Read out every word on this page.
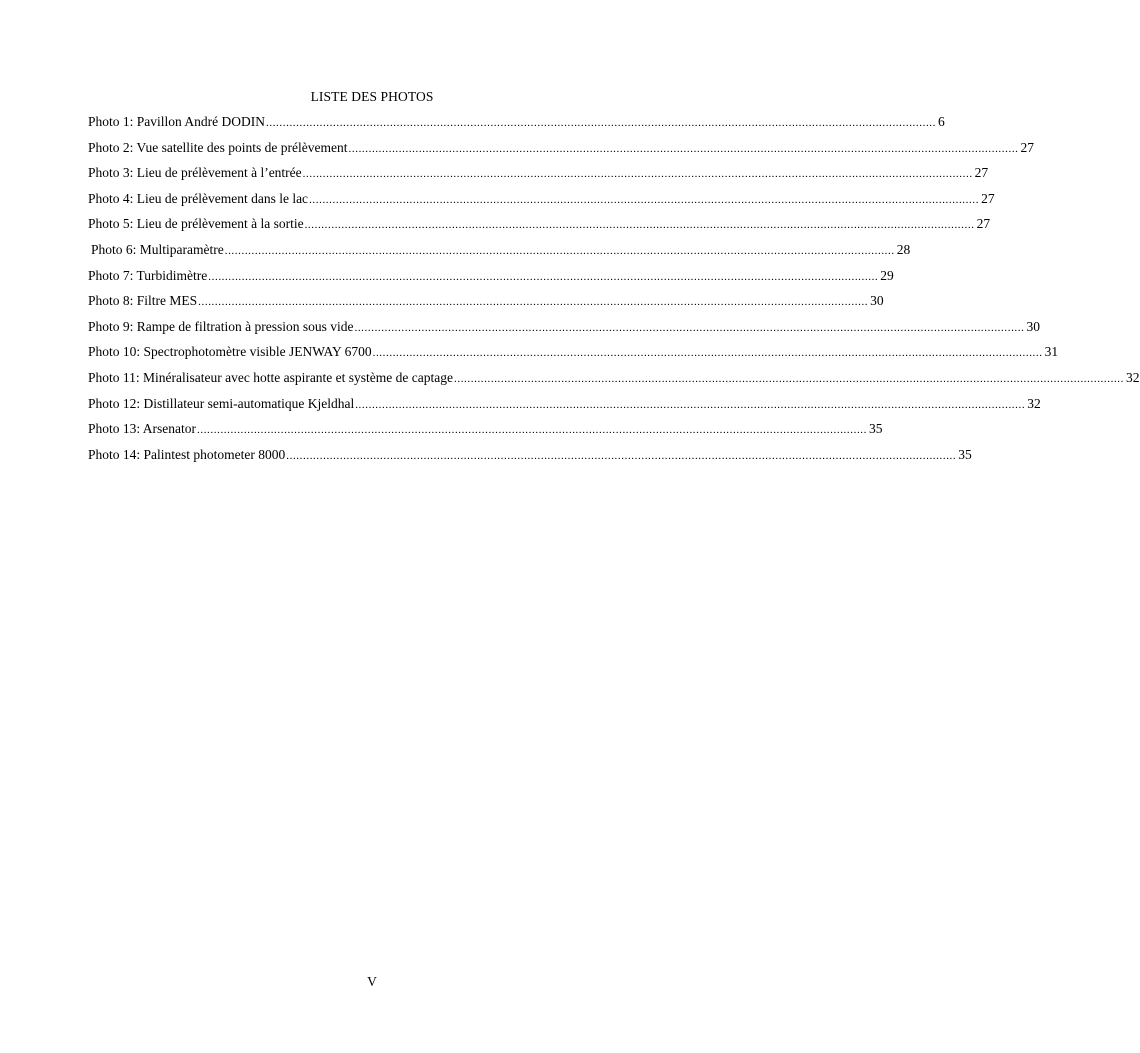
LISTE DES PHOTOS
Photo 1: Pavillon André DODIN ........................................................................................................................................................................................................ 6
Photo 2: Vue satellite des points de prélèvement ........................................................................................................................................................................................................ 27
Photo 3: Lieu de prélèvement à l’entrée ........................................................................................................................................................................................................ 27
Photo 4: Lieu de prélèvement dans le lac ........................................................................................................................................................................................................ 27
Photo 5: Lieu de prélèvement à la sortie ........................................................................................................................................................................................................ 27
Photo 6: Multiparamètre ........................................................................................................................................................................................................ 28
Photo 7: Turbidimètre ........................................................................................................................................................................................................ 29
Photo 8: Filtre MES ........................................................................................................................................................................................................ 30
Photo 9: Rampe de filtration à pression sous vide ........................................................................................................................................................................................................ 30
Photo 10: Spectrophotomètre visible JENWAY 6700 ........................................................................................................................................................................................................ 31
Photo 11: Minéralisateur avec hotte aspirante et système de captage ........................................................................................................................................................................................................ 32
Photo 12: Distillateur semi-automatique Kjeldhal ........................................................................................................................................................................................................ 32
Photo 13: Arsenator ........................................................................................................................................................................................................ 35
Photo 14: Palintest photometer 8000 ........................................................................................................................................................................................................ 35
V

### DESCRIPTION OF THE TASK
Leave the pictures out and reproduce each record exactly as written.

### FINISHED EXERCISE
Read out every word on this page.
LISTE DES PHOTOS
Photo 1: Pavillon André DODIN ........................................................................................................................................................................................................ 6
Photo 2: Vue satellite des points de prélèvement ........................................................................................................................................................................................................ 27
Photo 3: Lieu de prélèvement à l’entrée ........................................................................................................................................................................................................ 27
Photo 4: Lieu de prélèvement dans le lac ........................................................................................................................................................................................................ 27
Photo 5: Lieu de prélèvement à la sortie ........................................................................................................................................................................................................ 27
Photo 6: Multiparamètre ........................................................................................................................................................................................................ 28
Photo 7: Turbidimètre ........................................................................................................................................................................................................ 29
Photo 8: Filtre MES ........................................................................................................................................................................................................ 30
Photo 9: Rampe de filtration à pression sous vide ........................................................................................................................................................................................................ 30
Photo 10: Spectrophotomètre visible JENWAY 6700 ........................................................................................................................................................................................................ 31
Photo 11: Minéralisateur avec hotte aspirante et système de captage ........................................................................................................................................................................................................ 32
Photo 12: Distillateur semi-automatique Kjeldhal ........................................................................................................................................................................................................ 32
Photo 13: Arsenator ........................................................................................................................................................................................................ 35
Photo 14: Palintest photometer 8000 ........................................................................................................................................................................................................ 35
V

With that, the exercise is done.